Task brief: Please copy out the rows below, from the first one through the line containing "501, 251, 521]", with every line kept unchanged.

Exercise materials:
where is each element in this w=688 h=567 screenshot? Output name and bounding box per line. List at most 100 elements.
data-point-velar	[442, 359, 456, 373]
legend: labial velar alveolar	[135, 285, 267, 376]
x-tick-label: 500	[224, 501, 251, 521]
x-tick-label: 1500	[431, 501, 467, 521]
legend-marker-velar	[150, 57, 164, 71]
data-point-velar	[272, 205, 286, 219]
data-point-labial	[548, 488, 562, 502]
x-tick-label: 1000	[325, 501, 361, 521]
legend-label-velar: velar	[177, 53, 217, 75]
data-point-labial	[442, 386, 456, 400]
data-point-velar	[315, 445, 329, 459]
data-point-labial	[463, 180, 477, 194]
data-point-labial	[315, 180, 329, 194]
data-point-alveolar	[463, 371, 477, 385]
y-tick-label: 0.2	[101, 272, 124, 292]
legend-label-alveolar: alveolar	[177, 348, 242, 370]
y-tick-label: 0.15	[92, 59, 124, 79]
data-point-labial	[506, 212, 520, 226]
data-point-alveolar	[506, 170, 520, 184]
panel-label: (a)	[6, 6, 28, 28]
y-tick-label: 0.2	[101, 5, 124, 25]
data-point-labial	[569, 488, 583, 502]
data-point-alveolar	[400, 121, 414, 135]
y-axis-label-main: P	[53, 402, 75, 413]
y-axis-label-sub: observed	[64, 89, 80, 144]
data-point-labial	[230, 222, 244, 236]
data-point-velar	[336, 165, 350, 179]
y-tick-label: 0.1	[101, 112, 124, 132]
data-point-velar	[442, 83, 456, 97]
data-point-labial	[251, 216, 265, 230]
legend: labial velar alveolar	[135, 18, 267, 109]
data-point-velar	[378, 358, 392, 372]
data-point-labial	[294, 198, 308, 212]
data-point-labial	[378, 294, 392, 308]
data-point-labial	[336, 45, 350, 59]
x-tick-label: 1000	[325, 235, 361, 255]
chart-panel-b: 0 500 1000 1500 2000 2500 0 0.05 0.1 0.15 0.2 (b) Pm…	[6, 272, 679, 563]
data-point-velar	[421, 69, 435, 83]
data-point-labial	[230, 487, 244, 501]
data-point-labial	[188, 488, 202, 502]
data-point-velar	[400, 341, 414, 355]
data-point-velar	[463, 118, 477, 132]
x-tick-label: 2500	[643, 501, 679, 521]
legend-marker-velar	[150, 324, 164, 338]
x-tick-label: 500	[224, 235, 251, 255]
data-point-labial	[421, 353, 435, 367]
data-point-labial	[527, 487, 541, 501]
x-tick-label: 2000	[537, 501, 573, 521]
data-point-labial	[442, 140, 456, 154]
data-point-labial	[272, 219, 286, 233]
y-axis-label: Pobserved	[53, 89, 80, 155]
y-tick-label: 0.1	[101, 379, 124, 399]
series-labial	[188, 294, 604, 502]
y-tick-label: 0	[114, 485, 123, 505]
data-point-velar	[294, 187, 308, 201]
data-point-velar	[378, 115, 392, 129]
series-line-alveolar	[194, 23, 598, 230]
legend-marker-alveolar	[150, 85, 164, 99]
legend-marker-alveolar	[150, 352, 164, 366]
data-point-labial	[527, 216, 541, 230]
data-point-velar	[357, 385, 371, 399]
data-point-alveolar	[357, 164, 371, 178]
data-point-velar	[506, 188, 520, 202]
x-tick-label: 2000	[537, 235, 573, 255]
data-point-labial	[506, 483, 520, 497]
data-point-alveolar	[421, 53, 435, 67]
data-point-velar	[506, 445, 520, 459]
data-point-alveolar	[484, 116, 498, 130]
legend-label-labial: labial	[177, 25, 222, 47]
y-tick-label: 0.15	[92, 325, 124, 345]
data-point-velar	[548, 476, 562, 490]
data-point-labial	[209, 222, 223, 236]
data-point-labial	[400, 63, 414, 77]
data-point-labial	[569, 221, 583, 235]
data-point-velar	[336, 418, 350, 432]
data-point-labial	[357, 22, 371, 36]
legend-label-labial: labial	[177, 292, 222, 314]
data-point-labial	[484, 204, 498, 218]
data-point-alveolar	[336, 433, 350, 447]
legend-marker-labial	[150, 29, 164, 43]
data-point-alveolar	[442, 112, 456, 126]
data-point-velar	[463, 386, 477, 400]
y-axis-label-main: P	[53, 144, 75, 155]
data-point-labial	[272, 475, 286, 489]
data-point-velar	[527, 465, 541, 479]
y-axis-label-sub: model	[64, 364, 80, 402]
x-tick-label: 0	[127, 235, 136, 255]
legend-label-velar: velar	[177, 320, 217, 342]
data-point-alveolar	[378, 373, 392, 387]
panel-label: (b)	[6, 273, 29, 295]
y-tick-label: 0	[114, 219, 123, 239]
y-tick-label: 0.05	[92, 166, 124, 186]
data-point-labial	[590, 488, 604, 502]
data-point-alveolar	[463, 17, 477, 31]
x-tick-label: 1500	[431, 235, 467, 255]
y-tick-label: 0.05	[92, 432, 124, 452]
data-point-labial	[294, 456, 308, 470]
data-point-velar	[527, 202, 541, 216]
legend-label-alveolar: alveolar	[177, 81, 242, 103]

Finished task:
where is each element in this w=688 h=567 screenshot? Output name and bounding box per line. List at most 100 elements.
data-point-velar	[442, 359, 456, 373]
legend: labial velar alveolar	[135, 285, 267, 376]
x-tick-label: 500	[224, 501, 251, 521]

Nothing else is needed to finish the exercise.